* SET EXERCISE *
Pick out each line in these entries that contains the string "editor".

(Data records)
=====
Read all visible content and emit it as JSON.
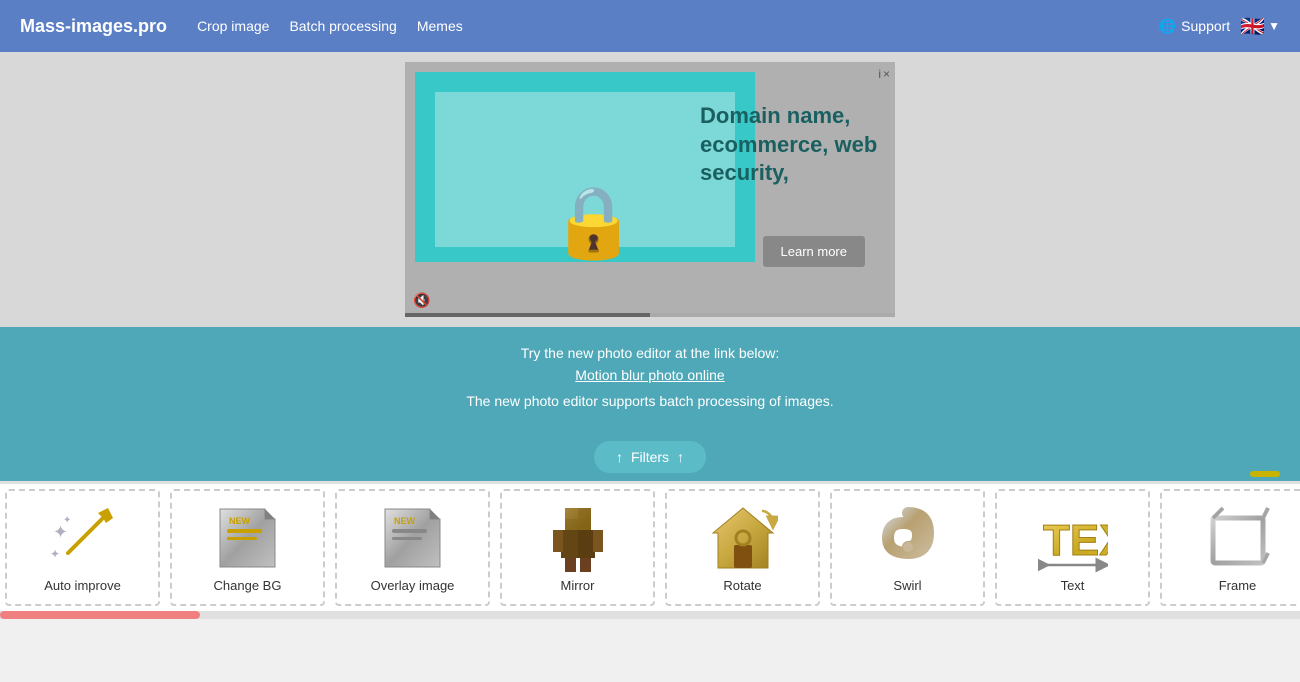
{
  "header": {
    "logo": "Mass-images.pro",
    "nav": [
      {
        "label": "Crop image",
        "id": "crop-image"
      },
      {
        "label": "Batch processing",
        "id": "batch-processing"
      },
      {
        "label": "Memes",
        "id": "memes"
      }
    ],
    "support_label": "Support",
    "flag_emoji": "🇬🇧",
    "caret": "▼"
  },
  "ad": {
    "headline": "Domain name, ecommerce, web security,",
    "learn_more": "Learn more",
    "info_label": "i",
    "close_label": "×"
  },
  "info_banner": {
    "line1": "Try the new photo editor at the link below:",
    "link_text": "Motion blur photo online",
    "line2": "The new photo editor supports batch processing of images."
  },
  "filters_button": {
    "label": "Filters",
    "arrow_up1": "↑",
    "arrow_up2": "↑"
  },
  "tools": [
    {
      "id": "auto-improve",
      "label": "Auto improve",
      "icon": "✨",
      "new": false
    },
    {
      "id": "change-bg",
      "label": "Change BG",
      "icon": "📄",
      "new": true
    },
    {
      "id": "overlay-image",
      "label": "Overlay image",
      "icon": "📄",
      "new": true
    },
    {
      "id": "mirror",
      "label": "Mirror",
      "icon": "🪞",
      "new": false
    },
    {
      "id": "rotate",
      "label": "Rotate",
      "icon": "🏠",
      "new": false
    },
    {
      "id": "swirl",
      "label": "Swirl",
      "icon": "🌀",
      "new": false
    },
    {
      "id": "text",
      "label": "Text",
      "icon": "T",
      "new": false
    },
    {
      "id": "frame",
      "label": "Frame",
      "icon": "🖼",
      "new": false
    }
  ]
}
=====
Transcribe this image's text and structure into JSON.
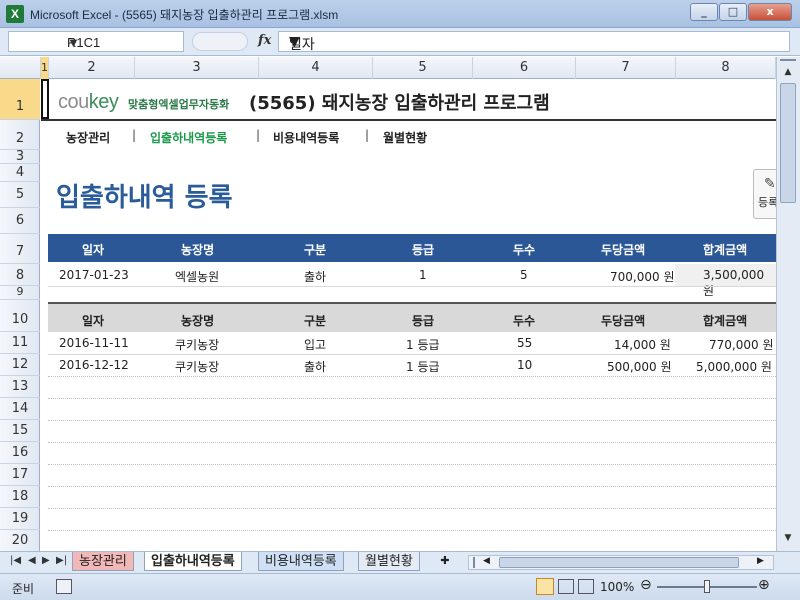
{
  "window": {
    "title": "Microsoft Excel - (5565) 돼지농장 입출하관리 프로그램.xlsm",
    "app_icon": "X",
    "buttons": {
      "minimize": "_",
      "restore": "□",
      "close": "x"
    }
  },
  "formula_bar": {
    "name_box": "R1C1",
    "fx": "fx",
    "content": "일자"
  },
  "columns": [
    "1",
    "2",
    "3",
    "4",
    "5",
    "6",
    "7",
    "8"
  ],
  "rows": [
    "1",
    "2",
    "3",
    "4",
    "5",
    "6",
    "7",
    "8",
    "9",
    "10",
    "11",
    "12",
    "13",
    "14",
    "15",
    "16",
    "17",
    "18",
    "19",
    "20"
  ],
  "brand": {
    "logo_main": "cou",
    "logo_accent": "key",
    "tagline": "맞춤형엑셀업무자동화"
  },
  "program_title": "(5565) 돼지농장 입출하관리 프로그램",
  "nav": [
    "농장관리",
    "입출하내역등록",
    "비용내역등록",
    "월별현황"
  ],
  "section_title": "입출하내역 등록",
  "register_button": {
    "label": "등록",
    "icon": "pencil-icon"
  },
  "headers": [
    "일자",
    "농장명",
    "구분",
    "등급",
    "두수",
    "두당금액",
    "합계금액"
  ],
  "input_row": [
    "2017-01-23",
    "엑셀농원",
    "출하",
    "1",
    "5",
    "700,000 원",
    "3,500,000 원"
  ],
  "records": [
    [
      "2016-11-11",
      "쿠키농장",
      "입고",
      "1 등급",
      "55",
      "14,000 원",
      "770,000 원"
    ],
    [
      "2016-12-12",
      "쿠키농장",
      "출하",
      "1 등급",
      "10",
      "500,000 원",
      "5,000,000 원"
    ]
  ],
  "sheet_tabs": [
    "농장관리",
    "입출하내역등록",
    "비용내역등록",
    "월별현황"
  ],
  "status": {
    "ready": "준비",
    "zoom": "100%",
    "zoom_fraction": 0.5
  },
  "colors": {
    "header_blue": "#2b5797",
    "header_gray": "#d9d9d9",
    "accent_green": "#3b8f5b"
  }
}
=====
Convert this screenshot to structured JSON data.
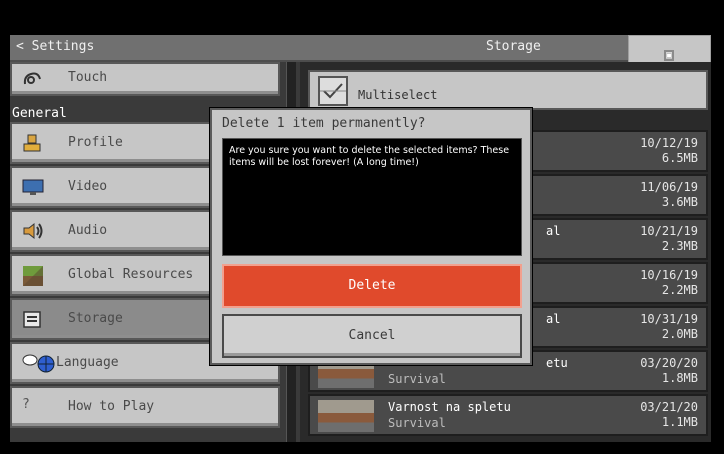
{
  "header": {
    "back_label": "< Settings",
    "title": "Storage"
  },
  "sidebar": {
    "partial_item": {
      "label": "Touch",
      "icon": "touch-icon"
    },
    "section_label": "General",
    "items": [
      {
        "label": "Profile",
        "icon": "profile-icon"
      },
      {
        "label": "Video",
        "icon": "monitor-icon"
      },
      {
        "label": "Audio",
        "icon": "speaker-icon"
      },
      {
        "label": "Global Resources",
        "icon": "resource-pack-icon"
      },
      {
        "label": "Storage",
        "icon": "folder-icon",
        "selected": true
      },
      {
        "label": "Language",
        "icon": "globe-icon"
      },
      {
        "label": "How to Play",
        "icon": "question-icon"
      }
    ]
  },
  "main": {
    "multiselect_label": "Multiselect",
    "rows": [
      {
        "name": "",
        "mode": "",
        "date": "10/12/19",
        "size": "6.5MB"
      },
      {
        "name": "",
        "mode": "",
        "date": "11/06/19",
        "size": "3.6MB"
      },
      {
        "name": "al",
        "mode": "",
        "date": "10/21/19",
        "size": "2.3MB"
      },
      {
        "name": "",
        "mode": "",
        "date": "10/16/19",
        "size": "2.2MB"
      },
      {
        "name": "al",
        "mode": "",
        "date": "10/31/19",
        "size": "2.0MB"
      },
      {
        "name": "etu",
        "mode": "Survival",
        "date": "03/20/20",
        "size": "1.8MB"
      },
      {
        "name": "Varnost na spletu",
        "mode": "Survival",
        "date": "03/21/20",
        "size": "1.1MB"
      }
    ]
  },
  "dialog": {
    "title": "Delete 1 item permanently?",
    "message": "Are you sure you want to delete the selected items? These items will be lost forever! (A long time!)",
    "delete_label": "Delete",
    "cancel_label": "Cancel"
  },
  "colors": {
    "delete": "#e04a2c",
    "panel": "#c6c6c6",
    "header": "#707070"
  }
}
=====
* EXPECTED ANSWER *
    "line1": "Try the new photo editor at the link below:",
    "line2": "The new photo editor supports batch processing of images."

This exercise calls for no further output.